Records contained in a dataset
·····

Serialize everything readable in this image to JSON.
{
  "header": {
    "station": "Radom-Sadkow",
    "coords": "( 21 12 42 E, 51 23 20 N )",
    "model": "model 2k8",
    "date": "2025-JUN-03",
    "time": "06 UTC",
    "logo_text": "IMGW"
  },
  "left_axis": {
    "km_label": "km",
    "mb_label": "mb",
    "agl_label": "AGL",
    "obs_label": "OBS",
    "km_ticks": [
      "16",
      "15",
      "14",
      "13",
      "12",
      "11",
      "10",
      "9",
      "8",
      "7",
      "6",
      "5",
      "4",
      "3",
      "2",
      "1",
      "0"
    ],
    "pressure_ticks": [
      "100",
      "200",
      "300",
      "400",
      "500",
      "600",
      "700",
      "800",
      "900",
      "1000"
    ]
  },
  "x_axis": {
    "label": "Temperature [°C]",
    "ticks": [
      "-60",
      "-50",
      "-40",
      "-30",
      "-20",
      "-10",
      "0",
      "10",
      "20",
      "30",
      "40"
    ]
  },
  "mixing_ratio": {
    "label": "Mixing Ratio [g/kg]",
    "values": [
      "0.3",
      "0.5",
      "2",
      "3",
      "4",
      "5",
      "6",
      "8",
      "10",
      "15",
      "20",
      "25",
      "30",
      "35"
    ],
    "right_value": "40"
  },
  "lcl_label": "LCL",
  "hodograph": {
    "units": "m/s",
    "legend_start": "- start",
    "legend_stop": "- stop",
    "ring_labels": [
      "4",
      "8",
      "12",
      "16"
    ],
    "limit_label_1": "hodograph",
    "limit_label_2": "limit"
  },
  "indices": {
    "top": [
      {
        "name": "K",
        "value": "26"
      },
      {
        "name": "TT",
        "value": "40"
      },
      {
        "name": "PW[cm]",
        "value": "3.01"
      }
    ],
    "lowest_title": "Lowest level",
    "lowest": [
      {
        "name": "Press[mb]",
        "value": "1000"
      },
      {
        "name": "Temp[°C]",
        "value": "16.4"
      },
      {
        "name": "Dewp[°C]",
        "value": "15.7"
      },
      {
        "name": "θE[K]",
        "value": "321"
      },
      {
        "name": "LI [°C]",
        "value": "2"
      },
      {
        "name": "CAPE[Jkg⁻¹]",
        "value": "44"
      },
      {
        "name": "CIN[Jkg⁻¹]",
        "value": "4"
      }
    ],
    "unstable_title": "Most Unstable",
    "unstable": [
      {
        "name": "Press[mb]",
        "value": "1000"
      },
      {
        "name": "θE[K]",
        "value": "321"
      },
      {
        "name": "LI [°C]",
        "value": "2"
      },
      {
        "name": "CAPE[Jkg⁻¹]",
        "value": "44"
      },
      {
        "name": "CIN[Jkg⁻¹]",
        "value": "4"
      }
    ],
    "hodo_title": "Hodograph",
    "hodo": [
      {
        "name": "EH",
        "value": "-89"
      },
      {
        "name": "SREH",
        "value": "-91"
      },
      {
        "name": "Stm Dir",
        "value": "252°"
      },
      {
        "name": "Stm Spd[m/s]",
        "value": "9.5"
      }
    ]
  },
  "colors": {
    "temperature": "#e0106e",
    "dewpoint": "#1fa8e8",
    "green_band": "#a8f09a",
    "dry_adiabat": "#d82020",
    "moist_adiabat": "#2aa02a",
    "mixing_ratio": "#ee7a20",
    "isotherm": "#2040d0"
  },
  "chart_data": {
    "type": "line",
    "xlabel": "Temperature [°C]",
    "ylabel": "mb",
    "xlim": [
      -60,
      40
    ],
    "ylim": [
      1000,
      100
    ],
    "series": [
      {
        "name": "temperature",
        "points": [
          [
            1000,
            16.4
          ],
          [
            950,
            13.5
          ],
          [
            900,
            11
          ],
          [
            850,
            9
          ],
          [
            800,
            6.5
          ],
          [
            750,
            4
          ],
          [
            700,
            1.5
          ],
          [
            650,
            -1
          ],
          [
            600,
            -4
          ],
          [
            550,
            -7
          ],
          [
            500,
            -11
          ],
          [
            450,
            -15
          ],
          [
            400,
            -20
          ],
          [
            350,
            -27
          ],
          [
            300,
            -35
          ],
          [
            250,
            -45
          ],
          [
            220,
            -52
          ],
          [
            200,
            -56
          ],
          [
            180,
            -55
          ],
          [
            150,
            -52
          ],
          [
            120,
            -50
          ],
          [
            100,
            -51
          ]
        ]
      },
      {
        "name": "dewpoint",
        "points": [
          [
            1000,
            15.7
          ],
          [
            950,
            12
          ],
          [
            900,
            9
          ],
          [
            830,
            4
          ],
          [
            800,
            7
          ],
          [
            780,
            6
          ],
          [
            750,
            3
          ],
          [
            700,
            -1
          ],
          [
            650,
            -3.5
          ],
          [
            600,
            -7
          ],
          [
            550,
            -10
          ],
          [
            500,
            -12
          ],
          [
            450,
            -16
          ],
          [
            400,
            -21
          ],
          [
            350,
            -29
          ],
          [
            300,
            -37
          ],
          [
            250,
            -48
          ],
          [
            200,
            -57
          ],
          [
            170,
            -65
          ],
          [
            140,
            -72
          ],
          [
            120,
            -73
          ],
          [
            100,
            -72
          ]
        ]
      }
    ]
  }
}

·····

◆ Requirement: Retype the whole listing, matching it exactly.

◆ Task result:
Serialize everything readable in this image to JSON.
{
  "header": {
    "station": "Radom-Sadkow",
    "coords": "( 21 12 42 E, 51 23 20 N )",
    "model": "model 2k8",
    "date": "2025-JUN-03",
    "time": "06 UTC",
    "logo_text": "IMGW"
  },
  "left_axis": {
    "km_label": "km",
    "mb_label": "mb",
    "agl_label": "AGL",
    "obs_label": "OBS",
    "km_ticks": [
      "16",
      "15",
      "14",
      "13",
      "12",
      "11",
      "10",
      "9",
      "8",
      "7",
      "6",
      "5",
      "4",
      "3",
      "2",
      "1",
      "0"
    ],
    "pressure_ticks": [
      "100",
      "200",
      "300",
      "400",
      "500",
      "600",
      "700",
      "800",
      "900",
      "1000"
    ]
  },
  "x_axis": {
    "label": "Temperature [°C]",
    "ticks": [
      "-60",
      "-50",
      "-40",
      "-30",
      "-20",
      "-10",
      "0",
      "10",
      "20",
      "30",
      "40"
    ]
  },
  "mixing_ratio": {
    "label": "Mixing Ratio [g/kg]",
    "values": [
      "0.3",
      "0.5",
      "2",
      "3",
      "4",
      "5",
      "6",
      "8",
      "10",
      "15",
      "20",
      "25",
      "30",
      "35"
    ],
    "right_value": "40"
  },
  "lcl_label": "LCL",
  "hodograph": {
    "units": "m/s",
    "legend_start": "- start",
    "legend_stop": "- stop",
    "ring_labels": [
      "4",
      "8",
      "12",
      "16"
    ],
    "limit_label_1": "hodograph",
    "limit_label_2": "limit"
  },
  "indices": {
    "top": [
      {
        "name": "K",
        "value": "26"
      },
      {
        "name": "TT",
        "value": "40"
      },
      {
        "name": "PW[cm]",
        "value": "3.01"
      }
    ],
    "lowest_title": "Lowest level",
    "lowest": [
      {
        "name": "Press[mb]",
        "value": "1000"
      },
      {
        "name": "Temp[°C]",
        "value": "16.4"
      },
      {
        "name": "Dewp[°C]",
        "value": "15.7"
      },
      {
        "name": "θE[K]",
        "value": "321"
      },
      {
        "name": "LI [°C]",
        "value": "2"
      },
      {
        "name": "CAPE[Jkg⁻¹]",
        "value": "44"
      },
      {
        "name": "CIN[Jkg⁻¹]",
        "value": "4"
      }
    ],
    "unstable_title": "Most Unstable",
    "unstable": [
      {
        "name": "Press[mb]",
        "value": "1000"
      },
      {
        "name": "θE[K]",
        "value": "321"
      },
      {
        "name": "LI [°C]",
        "value": "2"
      },
      {
        "name": "CAPE[Jkg⁻¹]",
        "value": "44"
      },
      {
        "name": "CIN[Jkg⁻¹]",
        "value": "4"
      }
    ],
    "hodo_title": "Hodograph",
    "hodo": [
      {
        "name": "EH",
        "value": "-89"
      },
      {
        "name": "SREH",
        "value": "-91"
      },
      {
        "name": "Stm Dir",
        "value": "252°"
      },
      {
        "name": "Stm Spd[m/s]",
        "value": "9.5"
      }
    ]
  },
  "colors": {
    "temperature": "#e0106e",
    "dewpoint": "#1fa8e8",
    "green_band": "#a8f09a",
    "dry_adiabat": "#d82020",
    "moist_adiabat": "#2aa02a",
    "mixing_ratio": "#ee7a20",
    "isotherm": "#2040d0"
  },
  "chart_data": {
    "type": "line",
    "xlabel": "Temperature [°C]",
    "ylabel": "mb",
    "xlim": [
      -60,
      40
    ],
    "ylim": [
      1000,
      100
    ],
    "series": [
      {
        "name": "temperature",
        "points": [
          [
            1000,
            16.4
          ],
          [
            950,
            13.5
          ],
          [
            900,
            11
          ],
          [
            850,
            9
          ],
          [
            800,
            6.5
          ],
          [
            750,
            4
          ],
          [
            700,
            1.5
          ],
          [
            650,
            -1
          ],
          [
            600,
            -4
          ],
          [
            550,
            -7
          ],
          [
            500,
            -11
          ],
          [
            450,
            -15
          ],
          [
            400,
            -20
          ],
          [
            350,
            -27
          ],
          [
            300,
            -35
          ],
          [
            250,
            -45
          ],
          [
            220,
            -52
          ],
          [
            200,
            -56
          ],
          [
            180,
            -55
          ],
          [
            150,
            -52
          ],
          [
            120,
            -50
          ],
          [
            100,
            -51
          ]
        ]
      },
      {
        "name": "dewpoint",
        "points": [
          [
            1000,
            15.7
          ],
          [
            950,
            12
          ],
          [
            900,
            9
          ],
          [
            830,
            4
          ],
          [
            800,
            7
          ],
          [
            780,
            6
          ],
          [
            750,
            3
          ],
          [
            700,
            -1
          ],
          [
            650,
            -3.5
          ],
          [
            600,
            -7
          ],
          [
            550,
            -10
          ],
          [
            500,
            -12
          ],
          [
            450,
            -16
          ],
          [
            400,
            -21
          ],
          [
            350,
            -29
          ],
          [
            300,
            -37
          ],
          [
            250,
            -48
          ],
          [
            200,
            -57
          ],
          [
            170,
            -65
          ],
          [
            140,
            -72
          ],
          [
            120,
            -73
          ],
          [
            100,
            -72
          ]
        ]
      }
    ]
  }
}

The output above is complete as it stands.